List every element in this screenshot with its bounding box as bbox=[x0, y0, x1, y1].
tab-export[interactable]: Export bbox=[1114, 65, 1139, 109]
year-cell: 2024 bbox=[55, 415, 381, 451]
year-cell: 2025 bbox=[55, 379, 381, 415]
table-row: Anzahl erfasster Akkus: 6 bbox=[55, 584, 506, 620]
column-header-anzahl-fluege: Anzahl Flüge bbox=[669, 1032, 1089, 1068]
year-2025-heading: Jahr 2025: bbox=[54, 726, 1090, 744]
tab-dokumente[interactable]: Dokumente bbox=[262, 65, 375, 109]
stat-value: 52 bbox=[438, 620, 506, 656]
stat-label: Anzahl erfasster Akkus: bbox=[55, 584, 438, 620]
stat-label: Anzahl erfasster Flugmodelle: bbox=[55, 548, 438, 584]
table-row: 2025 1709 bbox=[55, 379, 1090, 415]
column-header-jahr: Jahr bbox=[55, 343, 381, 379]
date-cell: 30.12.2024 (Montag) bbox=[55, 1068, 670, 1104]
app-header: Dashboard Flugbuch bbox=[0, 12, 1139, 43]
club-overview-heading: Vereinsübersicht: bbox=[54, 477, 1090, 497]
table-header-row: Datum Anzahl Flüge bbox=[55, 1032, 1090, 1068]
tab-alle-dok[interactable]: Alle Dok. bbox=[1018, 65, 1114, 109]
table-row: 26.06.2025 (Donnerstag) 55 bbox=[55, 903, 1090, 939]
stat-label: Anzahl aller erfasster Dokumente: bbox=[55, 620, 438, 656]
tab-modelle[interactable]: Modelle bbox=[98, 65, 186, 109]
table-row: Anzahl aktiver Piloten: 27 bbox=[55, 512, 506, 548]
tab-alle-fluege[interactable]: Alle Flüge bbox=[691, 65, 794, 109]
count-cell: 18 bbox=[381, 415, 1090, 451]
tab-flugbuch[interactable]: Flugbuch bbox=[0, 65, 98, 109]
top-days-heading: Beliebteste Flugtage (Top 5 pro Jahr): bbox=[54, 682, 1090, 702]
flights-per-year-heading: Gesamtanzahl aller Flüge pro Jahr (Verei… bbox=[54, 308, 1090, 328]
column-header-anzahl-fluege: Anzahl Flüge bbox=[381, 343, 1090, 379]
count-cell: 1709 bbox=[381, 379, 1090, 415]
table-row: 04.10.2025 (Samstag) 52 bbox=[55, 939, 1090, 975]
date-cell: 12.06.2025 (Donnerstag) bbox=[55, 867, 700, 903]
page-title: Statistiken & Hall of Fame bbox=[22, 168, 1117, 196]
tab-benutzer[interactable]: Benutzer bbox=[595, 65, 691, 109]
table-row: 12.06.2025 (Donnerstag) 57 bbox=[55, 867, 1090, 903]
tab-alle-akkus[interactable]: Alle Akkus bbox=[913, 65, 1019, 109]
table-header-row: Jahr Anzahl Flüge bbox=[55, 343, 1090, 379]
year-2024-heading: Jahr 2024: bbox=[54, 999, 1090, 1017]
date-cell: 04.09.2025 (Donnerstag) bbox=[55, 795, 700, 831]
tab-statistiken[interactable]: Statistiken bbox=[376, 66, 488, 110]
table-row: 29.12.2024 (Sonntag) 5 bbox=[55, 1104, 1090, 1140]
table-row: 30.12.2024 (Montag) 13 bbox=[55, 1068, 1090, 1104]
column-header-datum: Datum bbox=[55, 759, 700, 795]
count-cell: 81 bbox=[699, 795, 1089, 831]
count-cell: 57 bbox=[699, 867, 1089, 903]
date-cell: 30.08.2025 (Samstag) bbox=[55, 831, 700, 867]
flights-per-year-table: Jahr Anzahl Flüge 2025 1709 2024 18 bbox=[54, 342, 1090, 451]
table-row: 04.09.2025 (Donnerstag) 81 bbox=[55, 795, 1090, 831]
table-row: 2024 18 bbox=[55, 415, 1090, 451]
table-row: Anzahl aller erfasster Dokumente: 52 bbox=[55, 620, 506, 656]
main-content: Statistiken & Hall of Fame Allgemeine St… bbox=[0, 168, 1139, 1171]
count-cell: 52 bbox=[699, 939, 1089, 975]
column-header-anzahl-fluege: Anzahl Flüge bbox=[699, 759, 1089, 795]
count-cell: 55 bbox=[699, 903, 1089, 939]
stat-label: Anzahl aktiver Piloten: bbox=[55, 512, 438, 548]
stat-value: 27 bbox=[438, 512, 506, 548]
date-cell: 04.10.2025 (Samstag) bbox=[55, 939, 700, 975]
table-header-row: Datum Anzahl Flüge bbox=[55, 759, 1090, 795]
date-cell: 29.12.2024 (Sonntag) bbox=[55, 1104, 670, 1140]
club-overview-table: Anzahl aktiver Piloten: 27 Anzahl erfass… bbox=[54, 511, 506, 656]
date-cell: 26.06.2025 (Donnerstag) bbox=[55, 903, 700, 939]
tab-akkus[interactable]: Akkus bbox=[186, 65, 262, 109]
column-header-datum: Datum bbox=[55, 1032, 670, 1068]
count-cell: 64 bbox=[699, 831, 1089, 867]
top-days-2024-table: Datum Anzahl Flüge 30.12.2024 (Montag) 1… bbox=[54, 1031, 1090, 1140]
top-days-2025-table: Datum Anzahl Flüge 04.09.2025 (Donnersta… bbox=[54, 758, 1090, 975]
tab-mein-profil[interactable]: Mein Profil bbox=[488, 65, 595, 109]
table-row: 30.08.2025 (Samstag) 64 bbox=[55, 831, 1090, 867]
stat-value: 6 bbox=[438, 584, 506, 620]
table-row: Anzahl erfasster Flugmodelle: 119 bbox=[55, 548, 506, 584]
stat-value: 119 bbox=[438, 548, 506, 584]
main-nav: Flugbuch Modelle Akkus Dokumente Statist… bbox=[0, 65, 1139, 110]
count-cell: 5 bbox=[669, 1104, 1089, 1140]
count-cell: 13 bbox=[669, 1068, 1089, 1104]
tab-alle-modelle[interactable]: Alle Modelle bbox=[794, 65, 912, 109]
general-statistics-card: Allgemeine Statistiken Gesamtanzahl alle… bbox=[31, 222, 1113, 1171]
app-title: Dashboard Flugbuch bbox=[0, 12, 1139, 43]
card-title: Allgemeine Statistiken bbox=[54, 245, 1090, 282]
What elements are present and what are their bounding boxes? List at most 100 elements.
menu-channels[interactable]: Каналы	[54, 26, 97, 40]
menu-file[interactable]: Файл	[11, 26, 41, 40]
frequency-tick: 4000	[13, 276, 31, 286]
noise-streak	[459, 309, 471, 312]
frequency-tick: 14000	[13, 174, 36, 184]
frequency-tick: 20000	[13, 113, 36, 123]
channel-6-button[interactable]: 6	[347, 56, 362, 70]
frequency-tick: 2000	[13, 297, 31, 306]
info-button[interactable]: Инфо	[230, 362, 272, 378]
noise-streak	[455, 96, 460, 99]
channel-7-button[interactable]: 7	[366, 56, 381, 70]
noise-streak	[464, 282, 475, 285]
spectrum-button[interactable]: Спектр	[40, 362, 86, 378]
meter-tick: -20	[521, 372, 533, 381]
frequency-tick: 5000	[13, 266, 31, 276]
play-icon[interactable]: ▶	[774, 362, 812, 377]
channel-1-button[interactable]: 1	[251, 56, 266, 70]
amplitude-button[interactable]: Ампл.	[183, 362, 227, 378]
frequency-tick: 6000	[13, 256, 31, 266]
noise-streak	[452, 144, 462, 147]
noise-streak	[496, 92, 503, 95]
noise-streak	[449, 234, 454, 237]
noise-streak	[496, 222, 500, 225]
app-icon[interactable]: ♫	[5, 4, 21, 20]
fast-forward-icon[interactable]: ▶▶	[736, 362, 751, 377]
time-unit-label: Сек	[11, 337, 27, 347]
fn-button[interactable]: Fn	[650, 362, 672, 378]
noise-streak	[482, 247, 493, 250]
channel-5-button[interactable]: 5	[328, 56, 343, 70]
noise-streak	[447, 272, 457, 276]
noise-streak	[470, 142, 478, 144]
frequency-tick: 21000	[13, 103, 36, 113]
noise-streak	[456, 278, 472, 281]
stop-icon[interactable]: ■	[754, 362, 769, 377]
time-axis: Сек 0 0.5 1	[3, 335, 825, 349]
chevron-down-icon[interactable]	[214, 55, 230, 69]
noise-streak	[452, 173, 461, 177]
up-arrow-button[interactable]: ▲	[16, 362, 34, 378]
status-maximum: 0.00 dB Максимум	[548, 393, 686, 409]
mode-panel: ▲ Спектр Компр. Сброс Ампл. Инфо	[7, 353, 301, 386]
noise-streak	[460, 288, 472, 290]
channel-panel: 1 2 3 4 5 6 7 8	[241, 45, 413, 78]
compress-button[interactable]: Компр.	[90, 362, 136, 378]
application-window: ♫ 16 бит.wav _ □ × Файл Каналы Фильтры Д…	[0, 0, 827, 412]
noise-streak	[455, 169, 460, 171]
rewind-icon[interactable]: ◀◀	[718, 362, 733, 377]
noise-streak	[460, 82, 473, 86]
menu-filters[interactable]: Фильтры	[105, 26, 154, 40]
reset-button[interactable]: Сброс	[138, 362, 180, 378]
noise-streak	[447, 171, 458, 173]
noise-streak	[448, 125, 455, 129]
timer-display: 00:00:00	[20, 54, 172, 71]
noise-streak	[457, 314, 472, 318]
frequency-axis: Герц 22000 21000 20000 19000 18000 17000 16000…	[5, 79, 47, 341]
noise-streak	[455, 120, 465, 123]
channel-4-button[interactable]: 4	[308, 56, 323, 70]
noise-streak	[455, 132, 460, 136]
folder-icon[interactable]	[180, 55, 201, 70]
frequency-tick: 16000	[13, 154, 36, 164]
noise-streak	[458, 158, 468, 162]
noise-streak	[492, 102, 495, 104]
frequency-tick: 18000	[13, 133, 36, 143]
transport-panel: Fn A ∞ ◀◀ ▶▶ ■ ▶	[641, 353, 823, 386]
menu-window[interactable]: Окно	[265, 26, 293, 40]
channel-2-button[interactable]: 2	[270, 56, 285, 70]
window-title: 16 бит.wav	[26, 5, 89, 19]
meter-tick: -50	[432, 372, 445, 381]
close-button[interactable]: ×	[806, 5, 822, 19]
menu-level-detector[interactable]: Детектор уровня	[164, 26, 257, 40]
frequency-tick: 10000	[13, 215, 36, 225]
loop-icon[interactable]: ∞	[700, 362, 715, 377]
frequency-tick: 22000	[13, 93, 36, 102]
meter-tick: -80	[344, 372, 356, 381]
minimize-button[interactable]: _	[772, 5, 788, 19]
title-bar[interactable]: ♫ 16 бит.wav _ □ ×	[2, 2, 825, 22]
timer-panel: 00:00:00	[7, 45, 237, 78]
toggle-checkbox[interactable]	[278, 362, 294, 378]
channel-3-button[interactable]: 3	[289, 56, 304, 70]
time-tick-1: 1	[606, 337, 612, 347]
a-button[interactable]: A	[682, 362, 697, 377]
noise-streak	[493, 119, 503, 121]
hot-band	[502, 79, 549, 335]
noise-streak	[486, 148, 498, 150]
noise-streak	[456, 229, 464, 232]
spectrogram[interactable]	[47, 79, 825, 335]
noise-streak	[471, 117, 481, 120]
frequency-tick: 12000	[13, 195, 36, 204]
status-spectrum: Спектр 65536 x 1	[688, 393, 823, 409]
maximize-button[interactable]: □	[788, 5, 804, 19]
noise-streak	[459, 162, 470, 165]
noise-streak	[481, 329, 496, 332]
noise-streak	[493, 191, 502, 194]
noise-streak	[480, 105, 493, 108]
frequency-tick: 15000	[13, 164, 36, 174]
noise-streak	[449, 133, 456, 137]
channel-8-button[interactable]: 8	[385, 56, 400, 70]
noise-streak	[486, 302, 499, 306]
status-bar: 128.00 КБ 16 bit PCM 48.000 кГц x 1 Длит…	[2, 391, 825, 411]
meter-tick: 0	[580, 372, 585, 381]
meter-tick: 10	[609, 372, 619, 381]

====

REQUIRED WORK: Quote the records word for word, from the first line through the line containing "top-days-heading: Beliebteste Flugtage", including that line.

RESULT:
List every element in this screenshot with its bounding box as bbox=[x0, y0, x1, y1].
tab-export[interactable]: Export bbox=[1114, 65, 1139, 109]
year-cell: 2024 bbox=[55, 415, 381, 451]
year-cell: 2025 bbox=[55, 379, 381, 415]
table-row: Anzahl erfasster Akkus: 6 bbox=[55, 584, 506, 620]
column-header-anzahl-fluege: Anzahl Flüge bbox=[669, 1032, 1089, 1068]
year-2025-heading: Jahr 2025: bbox=[54, 726, 1090, 744]
tab-dokumente[interactable]: Dokumente bbox=[262, 65, 375, 109]
stat-value: 52 bbox=[438, 620, 506, 656]
stat-label: Anzahl erfasster Akkus: bbox=[55, 584, 438, 620]
stat-label: Anzahl erfasster Flugmodelle: bbox=[55, 548, 438, 584]
table-row: 2025 1709 bbox=[55, 379, 1090, 415]
column-header-jahr: Jahr bbox=[55, 343, 381, 379]
date-cell: 30.12.2024 (Montag) bbox=[55, 1068, 670, 1104]
app-header: Dashboard Flugbuch bbox=[0, 12, 1139, 43]
club-overview-heading: Vereinsübersicht: bbox=[54, 477, 1090, 497]
table-header-row: Datum Anzahl Flüge bbox=[55, 1032, 1090, 1068]
tab-alle-dok[interactable]: Alle Dok. bbox=[1018, 65, 1114, 109]
table-row: 26.06.2025 (Donnerstag) 55 bbox=[55, 903, 1090, 939]
stat-label: Anzahl aller erfasster Dokumente: bbox=[55, 620, 438, 656]
tab-modelle[interactable]: Modelle bbox=[98, 65, 186, 109]
table-row: Anzahl aktiver Piloten: 27 bbox=[55, 512, 506, 548]
tab-alle-fluege[interactable]: Alle Flüge bbox=[691, 65, 794, 109]
count-cell: 18 bbox=[381, 415, 1090, 451]
tab-flugbuch[interactable]: Flugbuch bbox=[0, 65, 98, 109]
top-days-heading: Beliebteste Flugtage (Top 5 pro Jahr): bbox=[54, 682, 1090, 702]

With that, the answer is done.